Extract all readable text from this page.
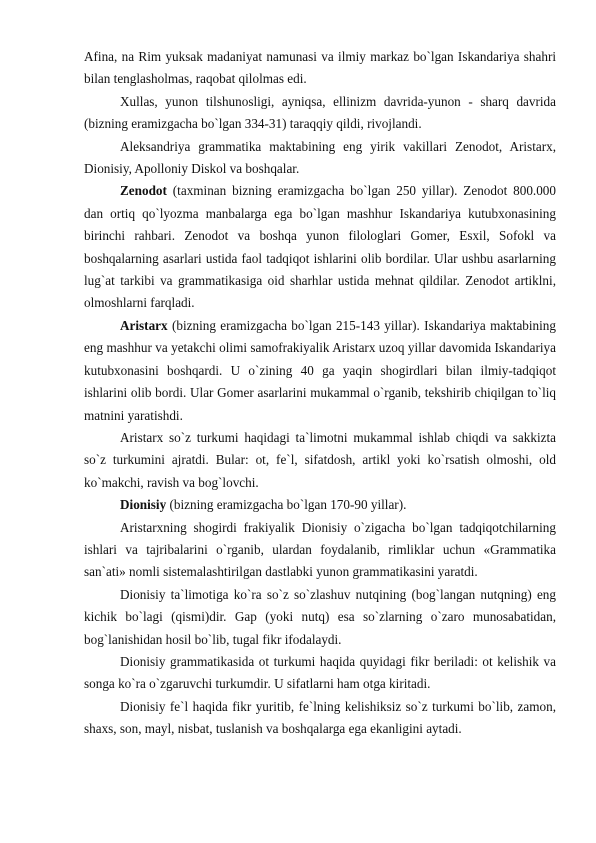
Afina, na Rim yuksak madaniyat namunasi va ilmiy markaz bo`lgan Iskandariya shahri bilan tenglasholmas, raqobat qilolmas edi.

Xullas, yunon tilshunosligi, ayniqsa, ellinizm davrida-yunon - sharq davrida (bizning eramizgacha bo`lgan 334-31) taraqqiy qildi, rivojlandi.

Aleksandriya grammatika maktabining eng yirik vakillari Zenodot, Aristarx, Dionisiy, Apolloniy Diskol va boshqalar.

Zenodot (taxminan bizning eramizgacha bo`lgan 250 yillar). Zenodot 800.000 dan ortiq qo`lyozma manbalarga ega bo`lgan mashhur Iskandariya kutubxonasining birinchi rahbari. Zenodot va boshqa yunon filologlari Gomer, Esxil, Sofokl va boshqalarning asarlari ustida faol tadqiqot ishlarini olib bordilar. Ular ushbu asarlarning lug`at tarkibi va grammatikasiga oid sharhlar ustida mehnat qildilar. Zenodot artiklni, olmoshlarni farqladi.

Aristarx (bizning eramizgacha bo`lgan 215-143 yillar). Iskandariya maktabining eng mashhur va yetakchi olimi samofrakiyalik Aristarx uzoq yillar davomida Iskandariya kutubxonasini boshqardi. U o`zining 40 ga yaqin shogirdlari bilan ilmiy-tadqiqot ishlarini olib bordi. Ular Gomer asarlarini mukammal o`rganib, tekshirib chiqilgan to`liq matnini yaratishdi.

Aristarx so`z turkumi haqidagi ta`limotni mukammal ishlab chiqdi va sakkizta so`z turkumini ajratdi. Bular: ot, fe`l, sifatdosh, artikl yoki ko`rsatish olmoshi, old ko`makchi, ravish va bog`lovchi.

Dionisiy (bizning eramizgacha bo`lgan 170-90 yillar).

Aristarxning shogirdi frakiyalik Dionisiy o`zigacha bo`lgan tadqiqotchilarning ishlari va tajribalarini o`rganib, ulardan foydalanib, rimliklar uchun «Grammatika san`ati» nomli sistemalashtirilgan dastlabki yunon grammatikasini yaratdi.

Dionisiy ta`limotiga ko`ra so`z so`zlashuv nutqining (bog`langan nutqning) eng kichik bo`lagi (qismi)dir. Gap (yoki nutq) esa so`zlarning o`zaro munosabatidan, bog`lanishidan hosil bo`lib, tugal fikr ifodalaydi.

Dionisiy grammatikasida ot turkumi haqida quyidagi fikr beriladi: ot kelishik va songa ko`ra o`zgaruvchi turkumdir. U sifatlarni ham otga kiritadi.

Dionisiy fe`l haqida fikr yuritib, fe`lning kelishiksiz so`z turkumi bo`lib, zamon, shaxs, son, mayl, nisbat, tuslanish va boshqalarga ega ekanligini aytadi.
· · · ·
* _What you have to do_
Skip the images and write out the rest of the listing exactly.

* _Expected output_
Extract all readable text from this page.
Afina, na Rim yuksak madaniyat namunasi va ilmiy markaz bo`lgan Iskandariya shahri bilan tenglasholmas, raqobat qilolmas edi.

Xullas, yunon tilshunosligi, ayniqsa, ellinizm davrida-yunon - sharq davrida (bizning eramizgacha bo`lgan 334-31) taraqqiy qildi, rivojlandi.

Aleksandriya grammatika maktabining eng yirik vakillari Zenodot, Aristarx, Dionisiy, Apolloniy Diskol va boshqalar.

Zenodot (taxminan bizning eramizgacha bo`lgan 250 yillar). Zenodot 800.000 dan ortiq qo`lyozma manbalarga ega bo`lgan mashhur Iskandariya kutubxonasining birinchi rahbari. Zenodot va boshqa yunon filologlari Gomer, Esxil, Sofokl va boshqalarning asarlari ustida faol tadqiqot ishlarini olib bordilar. Ular ushbu asarlarning lug`at tarkibi va grammatikasiga oid sharhlar ustida mehnat qildilar. Zenodot artiklni, olmoshlarni farqladi.

Aristarx (bizning eramizgacha bo`lgan 215-143 yillar). Iskandariya maktabining eng mashhur va yetakchi olimi samofrakiyalik Aristarx uzoq yillar davomida Iskandariya kutubxonasini boshqardi. U o`zining 40 ga yaqin shogirdlari bilan ilmiy-tadqiqot ishlarini olib bordi. Ular Gomer asarlarini mukammal o`rganib, tekshirib chiqilgan to`liq matnini yaratishdi.

Aristarx so`z turkumi haqidagi ta`limotni mukammal ishlab chiqdi va sakkizta so`z turkumini ajratdi. Bular: ot, fe`l, sifatdosh, artikl yoki ko`rsatish olmoshi, old ko`makchi, ravish va bog`lovchi.

Dionisiy (bizning eramizgacha bo`lgan 170-90 yillar).

Aristarxning shogirdi frakiyalik Dionisiy o`zigacha bo`lgan tadqiqotchilarning ishlari va tajribalarini o`rganib, ulardan foydalanib, rimliklar uchun «Grammatika san`ati» nomli sistemalashtirilgan dastlabki yunon grammatikasini yaratdi.

Dionisiy ta`limotiga ko`ra so`z so`zlashuv nutqining (bog`langan nutqning) eng kichik bo`lagi (qismi)dir. Gap (yoki nutq) esa so`zlarning o`zaro munosabatidan, bog`lanishidan hosil bo`lib, tugal fikr ifodalaydi.

Dionisiy grammatikasida ot turkumi haqida quyidagi fikr beriladi: ot kelishik va songa ko`ra o`zgaruvchi turkumdir. U sifatlarni ham otga kiritadi.

Dionisiy fe`l haqida fikr yuritib, fe`lning kelishiksiz so`z turkumi bo`lib, zamon, shaxs, son, mayl, nisbat, tuslanish va boshqalarga ega ekanligini aytadi.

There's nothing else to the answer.